_What is expected_
Copy the data exactly as it appears, and do not include any pictures.

+---+

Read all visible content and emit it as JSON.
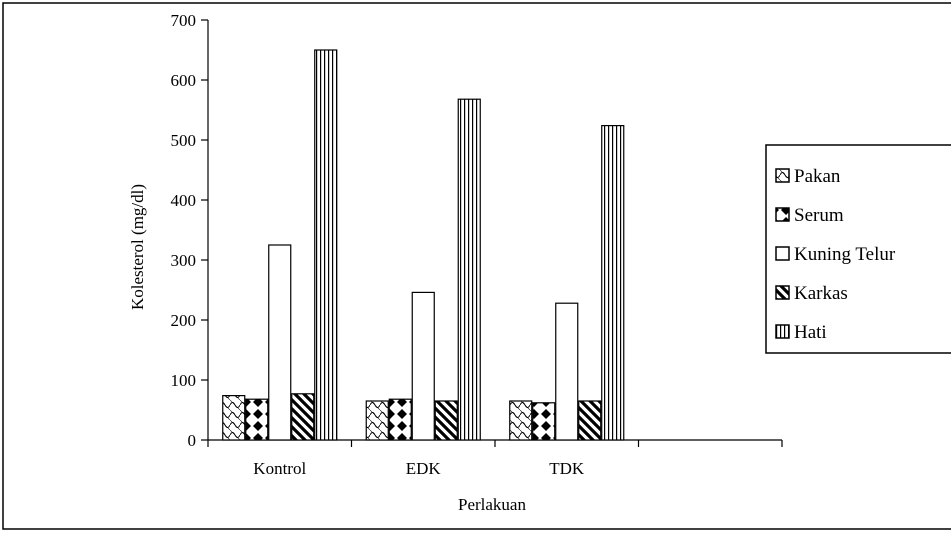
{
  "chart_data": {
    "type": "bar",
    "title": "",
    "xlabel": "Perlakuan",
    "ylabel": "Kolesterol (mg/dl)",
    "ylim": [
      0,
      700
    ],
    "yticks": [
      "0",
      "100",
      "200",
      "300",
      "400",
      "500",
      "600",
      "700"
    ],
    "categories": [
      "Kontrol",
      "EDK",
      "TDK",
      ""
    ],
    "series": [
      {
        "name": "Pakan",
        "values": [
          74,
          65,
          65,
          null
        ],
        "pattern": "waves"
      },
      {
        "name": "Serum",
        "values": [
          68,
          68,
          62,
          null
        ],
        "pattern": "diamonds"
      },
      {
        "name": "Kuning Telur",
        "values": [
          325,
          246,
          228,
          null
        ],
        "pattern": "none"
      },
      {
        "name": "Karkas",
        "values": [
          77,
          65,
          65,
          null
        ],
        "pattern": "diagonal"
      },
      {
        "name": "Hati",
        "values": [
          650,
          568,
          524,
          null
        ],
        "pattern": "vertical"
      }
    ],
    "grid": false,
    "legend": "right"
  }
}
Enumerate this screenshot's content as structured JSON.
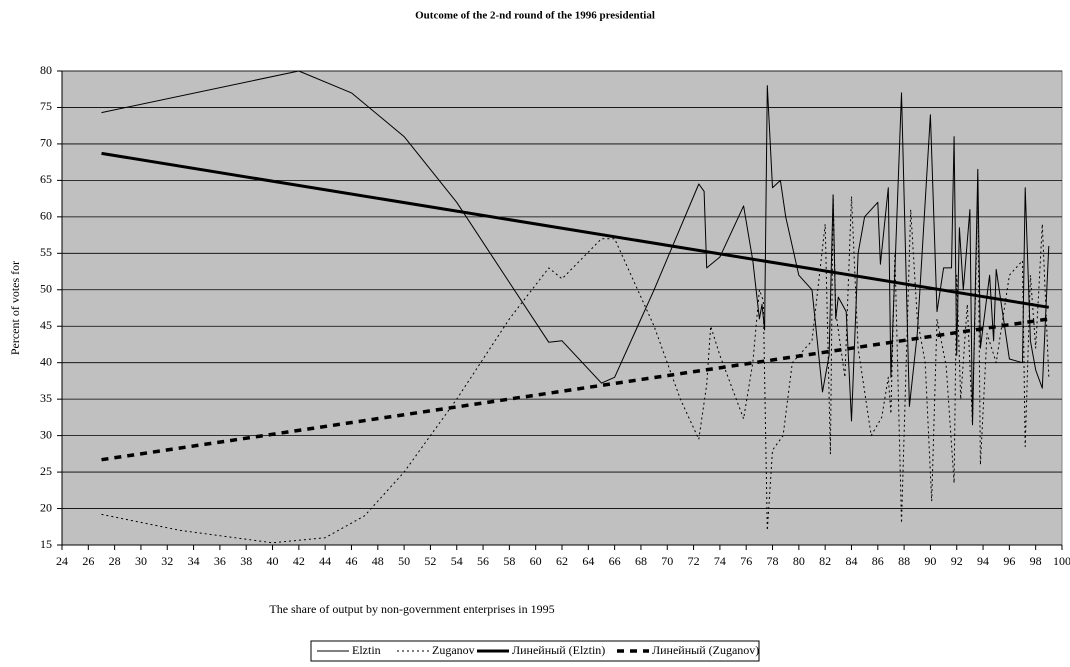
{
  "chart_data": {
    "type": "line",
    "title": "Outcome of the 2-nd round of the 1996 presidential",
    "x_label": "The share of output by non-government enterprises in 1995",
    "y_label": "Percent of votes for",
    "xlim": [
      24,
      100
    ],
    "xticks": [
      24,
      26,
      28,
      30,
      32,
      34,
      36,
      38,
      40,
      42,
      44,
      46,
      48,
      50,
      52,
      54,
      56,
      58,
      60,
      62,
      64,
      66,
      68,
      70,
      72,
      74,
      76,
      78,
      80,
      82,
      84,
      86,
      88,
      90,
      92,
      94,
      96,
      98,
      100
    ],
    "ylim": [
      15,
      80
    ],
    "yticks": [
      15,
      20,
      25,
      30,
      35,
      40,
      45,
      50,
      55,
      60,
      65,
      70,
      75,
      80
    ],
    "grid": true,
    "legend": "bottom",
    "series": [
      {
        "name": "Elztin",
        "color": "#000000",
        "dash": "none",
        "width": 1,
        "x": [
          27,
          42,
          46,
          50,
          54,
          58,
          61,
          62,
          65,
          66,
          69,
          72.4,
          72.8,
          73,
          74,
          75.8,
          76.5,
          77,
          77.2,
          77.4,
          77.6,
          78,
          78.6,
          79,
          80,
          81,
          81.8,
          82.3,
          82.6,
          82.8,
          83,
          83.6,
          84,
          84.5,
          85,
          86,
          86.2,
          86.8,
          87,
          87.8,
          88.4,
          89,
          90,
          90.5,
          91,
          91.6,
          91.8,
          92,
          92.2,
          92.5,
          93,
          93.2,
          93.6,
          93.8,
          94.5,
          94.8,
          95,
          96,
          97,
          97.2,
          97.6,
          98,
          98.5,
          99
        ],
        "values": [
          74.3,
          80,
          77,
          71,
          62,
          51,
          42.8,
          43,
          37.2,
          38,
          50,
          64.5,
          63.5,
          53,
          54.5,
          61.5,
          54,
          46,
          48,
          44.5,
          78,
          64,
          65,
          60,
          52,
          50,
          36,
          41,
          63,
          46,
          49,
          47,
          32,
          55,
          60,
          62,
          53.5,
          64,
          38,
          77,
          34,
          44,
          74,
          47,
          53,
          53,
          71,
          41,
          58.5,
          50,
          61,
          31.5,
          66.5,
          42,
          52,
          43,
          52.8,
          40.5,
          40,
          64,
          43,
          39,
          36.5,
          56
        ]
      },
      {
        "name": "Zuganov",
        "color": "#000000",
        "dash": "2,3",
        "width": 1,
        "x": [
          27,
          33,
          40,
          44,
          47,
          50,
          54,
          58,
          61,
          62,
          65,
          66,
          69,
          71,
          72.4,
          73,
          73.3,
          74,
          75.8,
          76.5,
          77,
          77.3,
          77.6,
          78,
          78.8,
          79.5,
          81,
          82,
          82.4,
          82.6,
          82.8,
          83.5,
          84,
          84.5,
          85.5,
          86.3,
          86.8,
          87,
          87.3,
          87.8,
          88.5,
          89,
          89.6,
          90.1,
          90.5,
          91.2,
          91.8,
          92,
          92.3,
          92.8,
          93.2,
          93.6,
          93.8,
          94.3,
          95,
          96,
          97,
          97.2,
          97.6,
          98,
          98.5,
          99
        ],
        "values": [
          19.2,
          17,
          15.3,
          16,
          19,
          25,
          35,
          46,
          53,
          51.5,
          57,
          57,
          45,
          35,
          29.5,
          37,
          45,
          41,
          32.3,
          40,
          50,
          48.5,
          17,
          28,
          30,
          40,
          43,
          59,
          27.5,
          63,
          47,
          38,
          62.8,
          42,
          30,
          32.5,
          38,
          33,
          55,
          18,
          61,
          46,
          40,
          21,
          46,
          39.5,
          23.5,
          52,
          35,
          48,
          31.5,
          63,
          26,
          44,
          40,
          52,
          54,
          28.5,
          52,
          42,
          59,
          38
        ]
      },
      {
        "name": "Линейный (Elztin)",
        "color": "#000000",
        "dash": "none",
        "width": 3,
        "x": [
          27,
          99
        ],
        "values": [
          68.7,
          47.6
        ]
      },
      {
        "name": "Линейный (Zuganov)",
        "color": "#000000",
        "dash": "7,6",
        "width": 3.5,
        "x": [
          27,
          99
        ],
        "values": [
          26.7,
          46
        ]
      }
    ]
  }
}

+---+

_Answer_
Read all visible content and emit it as JSON.
{
  "chart_data": {
    "type": "bar",
    "title": "",
    "xlabel": "Perlakuan",
    "ylabel": "Kolesterol (mg/dl)",
    "ylim": [
      0,
      700
    ],
    "yticks": [
      "0",
      "100",
      "200",
      "300",
      "400",
      "500",
      "600",
      "700"
    ],
    "categories": [
      "Kontrol",
      "EDK",
      "TDK",
      ""
    ],
    "series": [
      {
        "name": "Pakan",
        "values": [
          74,
          65,
          65,
          null
        ],
        "pattern": "waves"
      },
      {
        "name": "Serum",
        "values": [
          68,
          68,
          62,
          null
        ],
        "pattern": "diamonds"
      },
      {
        "name": "Kuning Telur",
        "values": [
          325,
          246,
          228,
          null
        ],
        "pattern": "none"
      },
      {
        "name": "Karkas",
        "values": [
          77,
          65,
          65,
          null
        ],
        "pattern": "diagonal"
      },
      {
        "name": "Hati",
        "values": [
          650,
          568,
          524,
          null
        ],
        "pattern": "vertical"
      }
    ],
    "grid": false,
    "legend": "right"
  }
}
Enumerate this screenshot's content as structured JSON.
{
  "chart_data": {
    "type": "line",
    "title": "Outcome of the 2-nd round of the 1996 presidential",
    "x_label": "The share of output by non-government enterprises in 1995",
    "y_label": "Percent of votes for",
    "xlim": [
      24,
      100
    ],
    "xticks": [
      24,
      26,
      28,
      30,
      32,
      34,
      36,
      38,
      40,
      42,
      44,
      46,
      48,
      50,
      52,
      54,
      56,
      58,
      60,
      62,
      64,
      66,
      68,
      70,
      72,
      74,
      76,
      78,
      80,
      82,
      84,
      86,
      88,
      90,
      92,
      94,
      96,
      98,
      100
    ],
    "ylim": [
      15,
      80
    ],
    "yticks": [
      15,
      20,
      25,
      30,
      35,
      40,
      45,
      50,
      55,
      60,
      65,
      70,
      75,
      80
    ],
    "grid": true,
    "legend": "bottom",
    "series": [
      {
        "name": "Elztin",
        "color": "#000000",
        "dash": "none",
        "width": 1,
        "x": [
          27,
          42,
          46,
          50,
          54,
          58,
          61,
          62,
          65,
          66,
          69,
          72.4,
          72.8,
          73,
          74,
          75.8,
          76.5,
          77,
          77.2,
          77.4,
          77.6,
          78,
          78.6,
          79,
          80,
          81,
          81.8,
          82.3,
          82.6,
          82.8,
          83,
          83.6,
          84,
          84.5,
          85,
          86,
          86.2,
          86.8,
          87,
          87.8,
          88.4,
          89,
          90,
          90.5,
          91,
          91.6,
          91.8,
          92,
          92.2,
          92.5,
          93,
          93.2,
          93.6,
          93.8,
          94.5,
          94.8,
          95,
          96,
          97,
          97.2,
          97.6,
          98,
          98.5,
          99
        ],
        "values": [
          74.3,
          80,
          77,
          71,
          62,
          51,
          42.8,
          43,
          37.2,
          38,
          50,
          64.5,
          63.5,
          53,
          54.5,
          61.5,
          54,
          46,
          48,
          44.5,
          78,
          64,
          65,
          60,
          52,
          50,
          36,
          41,
          63,
          46,
          49,
          47,
          32,
          55,
          60,
          62,
          53.5,
          64,
          38,
          77,
          34,
          44,
          74,
          47,
          53,
          53,
          71,
          41,
          58.5,
          50,
          61,
          31.5,
          66.5,
          42,
          52,
          43,
          52.8,
          40.5,
          40,
          64,
          43,
          39,
          36.5,
          56
        ]
      },
      {
        "name": "Zuganov",
        "color": "#000000",
        "dash": "2,3",
        "width": 1,
        "x": [
          27,
          33,
          40,
          44,
          47,
          50,
          54,
          58,
          61,
          62,
          65,
          66,
          69,
          71,
          72.4,
          73,
          73.3,
          74,
          75.8,
          76.5,
          77,
          77.3,
          77.6,
          78,
          78.8,
          79.5,
          81,
          82,
          82.4,
          82.6,
          82.8,
          83.5,
          84,
          84.5,
          85.5,
          86.3,
          86.8,
          87,
          87.3,
          87.8,
          88.5,
          89,
          89.6,
          90.1,
          90.5,
          91.2,
          91.8,
          92,
          92.3,
          92.8,
          93.2,
          93.6,
          93.8,
          94.3,
          95,
          96,
          97,
          97.2,
          97.6,
          98,
          98.5,
          99
        ],
        "values": [
          19.2,
          17,
          15.3,
          16,
          19,
          25,
          35,
          46,
          53,
          51.5,
          57,
          57,
          45,
          35,
          29.5,
          37,
          45,
          41,
          32.3,
          40,
          50,
          48.5,
          17,
          28,
          30,
          40,
          43,
          59,
          27.5,
          63,
          47,
          38,
          62.8,
          42,
          30,
          32.5,
          38,
          33,
          55,
          18,
          61,
          46,
          40,
          21,
          46,
          39.5,
          23.5,
          52,
          35,
          48,
          31.5,
          63,
          26,
          44,
          40,
          52,
          54,
          28.5,
          52,
          42,
          59,
          38
        ]
      },
      {
        "name": "Линейный (Elztin)",
        "color": "#000000",
        "dash": "none",
        "width": 3,
        "x": [
          27,
          99
        ],
        "values": [
          68.7,
          47.6
        ]
      },
      {
        "name": "Линейный (Zuganov)",
        "color": "#000000",
        "dash": "7,6",
        "width": 3.5,
        "x": [
          27,
          99
        ],
        "values": [
          26.7,
          46
        ]
      }
    ]
  }
}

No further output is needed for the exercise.